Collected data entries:
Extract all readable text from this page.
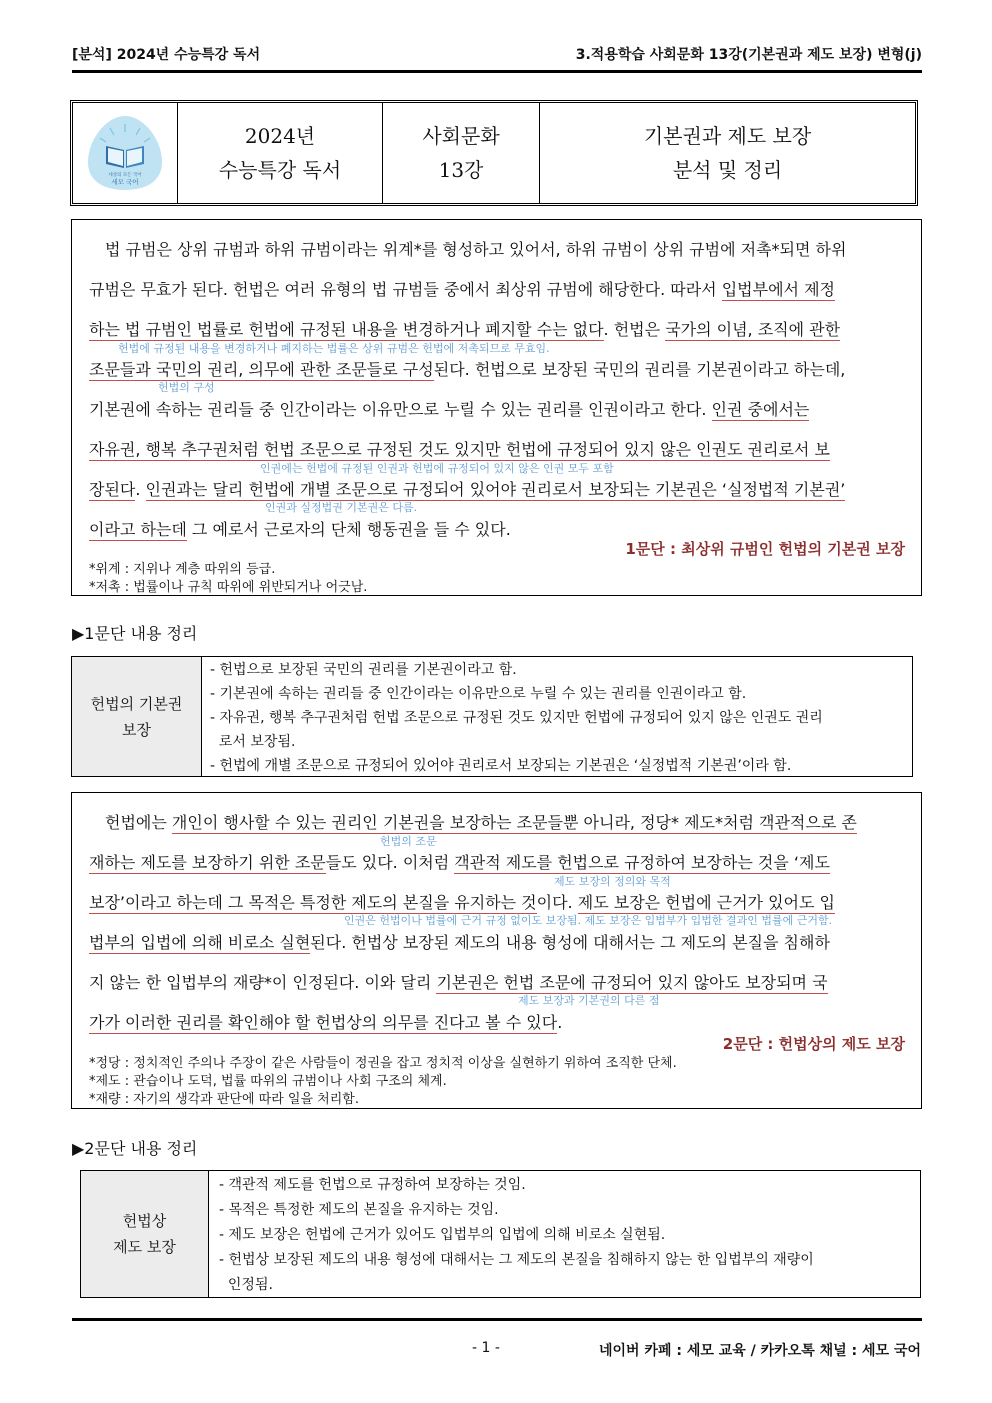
[분석] 2024년 수능특강 독서	3.적용학습 사회문화 13강(기본권과 제도 보장) 변형(j)
세상의 모든 국어
세모 국어
2024년
수능특강 독서
사회문화
13강
기본권과 제도 보장
분석 및 정리
법 규범은 상위 규범과 하위 규범이라는 위계*를 형성하고 있어서, 하위 규범이 상위 규범에 저촉*되면 하위
규범은 무효가 된다. 헌법은 여러 유형의 법 규범들 중에서 최상위 규범에 해당한다. 따라서 입법부에서 제정
하는 법 규범인 법률로 헌법에 규정된 내용을 변경하거나 폐지할 수는 없다. 헌법은 국가의 이념, 조직에 관한
헌법에 규정된 내용을 변경하거나 폐지하는 법률은 상위 규범은 헌법에 저촉되므로 무효임.
조문들과 국민의 권리, 의무에 관한 조문들로 구성된다. 헌법으로 보장된 국민의 권리를 기본권이라고 하는데,
헌법의 구성
기본권에 속하는 권리들 중 인간이라는 이유만으로 누릴 수 있는 권리를 인권이라고 한다. 인권 중에서는
자유권, 행복 추구권처럼 헌법 조문으로 규정된 것도 있지만 헌법에 규정되어 있지 않은 인권도 권리로서 보
인권에는 헌법에 규정된 인권과 헌법에 규정되어 있지 않은 인권 모두 포함
장된다. 인권과는 달리 헌법에 개별 조문으로 규정되어 있어야 권리로서 보장되는 기본권은 ‘실정법적 기본권’
인권과 실정법권 기본권은 다름.
이라고 하는데 그 예로서 근로자의 단체 행동권을 들 수 있다.
1문단 : 최상위 규범인 헌법의 기본권 보장
*위계 : 지위나 계층 따위의 등급.
*저촉 : 법률이나 규칙 따위에 위반되거나 어긋남.
▶1문단 내용 정리
헌법의 기본권
보장
- 헌법으로 보장된 국민의 권리를 기본권이라고 함.
- 기본권에 속하는 권리들 중 인간이라는 이유만으로 누릴 수 있는 권리를 인권이라고 함.
- 자유권, 행복 추구권처럼 헌법 조문으로 규정된 것도 있지만 헌법에 규정되어 있지 않은 인권도 권리
로서 보장됨.
- 헌법에 개별 조문으로 규정되어 있어야 권리로서 보장되는 기본권은 ‘실정법적 기본권’이라 함.
헌법에는 개인이 행사할 수 있는 권리인 기본권을 보장하는 조문들뿐 아니라, 정당* 제도*처럼 객관적으로 존
헌법의 조문
재하는 제도를 보장하기 위한 조문들도 있다. 이처럼 객관적 제도를 헌법으로 규정하여 보장하는 것을 ‘제도
제도 보장의 정의와 목적
보장’이라고 하는데 그 목적은 특정한 제도의 본질을 유지하는 것이다. 제도 보장은 헌법에 근거가 있어도 입
인권은 헌법이나 법률에 근거 규정 없이도 보장됨. 제도 보장은 입법부가 입법한 결과인 법률에 근거함.
법부의 입법에 의해 비로소 실현된다. 헌법상 보장된 제도의 내용 형성에 대해서는 그 제도의 본질을 침해하
지 않는 한 입법부의 재량*이 인정된다. 이와 달리 기본권은 헌법 조문에 규정되어 있지 않아도 보장되며 국
제도 보장과 기본권의 다른 점
가가 이러한 권리를 확인해야 할 헌법상의 의무를 진다고 볼 수 있다.
2문단 : 헌법상의 제도 보장
*정당 : 정치적인 주의나 주장이 같은 사람들이 정권을 잡고 정치적 이상을 실현하기 위하여 조직한 단체.
*제도 : 관습이나 도덕, 법률 따위의 규범이나 사회 구조의 체계.
*재량 : 자기의 생각과 판단에 따라 일을 처리함.
▶2문단 내용 정리
헌법상
제도 보장
- 객관적 제도를 헌법으로 규정하여 보장하는 것임.
- 목적은 특정한 제도의 본질을 유지하는 것임.
- 제도 보장은 헌법에 근거가 있어도 입법부의 입법에 의해 비로소 실현됨.
- 헌법상 보장된 제도의 내용 형성에 대해서는 그 제도의 본질을 침해하지 않는 한 입법부의 재량이
인정됨.
- 1 -	네이버 카페 : 세모 교육 / 카카오톡 채널 : 세모 국어
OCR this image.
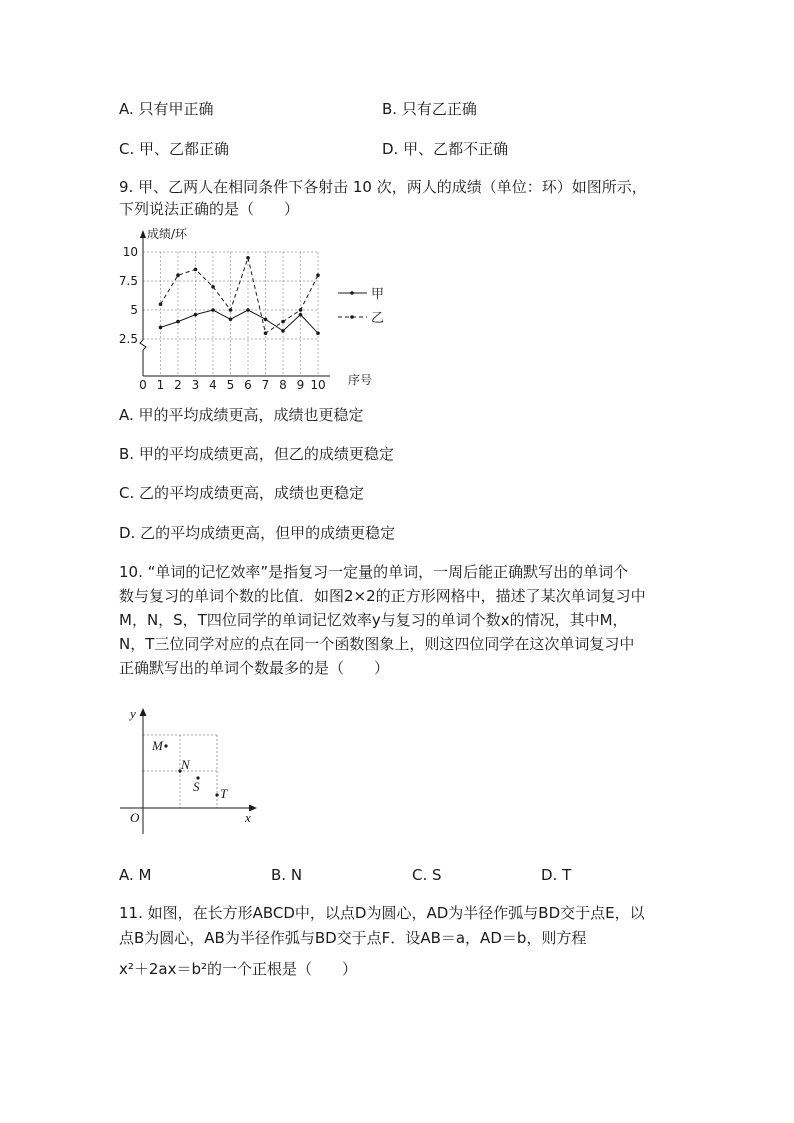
A. 只有甲正确	B. 只有乙正确
C. 甲、乙都正确	D. 甲、乙都不正确
9. 甲、乙两人在相同条件下各射击 10 次，两人的成绩（单位：环）如图所示，
下列说法正确的是（　　）
成绩/环
序号
10
7.5
5
2.5
0 1 2 3 4 5 6 7 8 9 10
甲
乙
A. 甲的平均成绩更高，成绩也更稳定
B. 甲的平均成绩更高，但乙的成绩更稳定
C. 乙的平均成绩更高，成绩也更稳定
D. 乙的平均成绩更高，但甲的成绩更稳定
10. “单词的记忆效率”是指复习一定量的单词，一周后能正确默写出的单词个
数与复习的单词个数的比值．如图2×2的正方形网格中，描述了某次单词复习中
M，N，S，T四位同学的单词记忆效率y与复习的单词个数x的情况，其中M，
N，T三位同学对应的点在同一个函数图象上，则这四位同学在这次单词复习中
正确默写出的单词个数最多的是（　　）
y
x
O
M
N
S T
A. M	B. N	C. S	D. T
11. 如图，在长方形ABCD中，以点D为圆心，AD为半径作弧与BD交于点E，以
点B为圆心，AB为半径作弧与BD交于点F．设AB＝a，AD＝b，则方程
x²＋2ax＝b²的一个正根是（　　）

Goal: List each line of the records that holds the string "인권이라고".

Problem solution:
기본권에 속하는 권리들 중 인간이라는 이유만으로 누릴 수 있는 권리를 인권이라고 한다. 인권 중에서는
- 기본권에 속하는 권리들 중 인간이라는 이유만으로 누릴 수 있는 권리를 인권이라고 함.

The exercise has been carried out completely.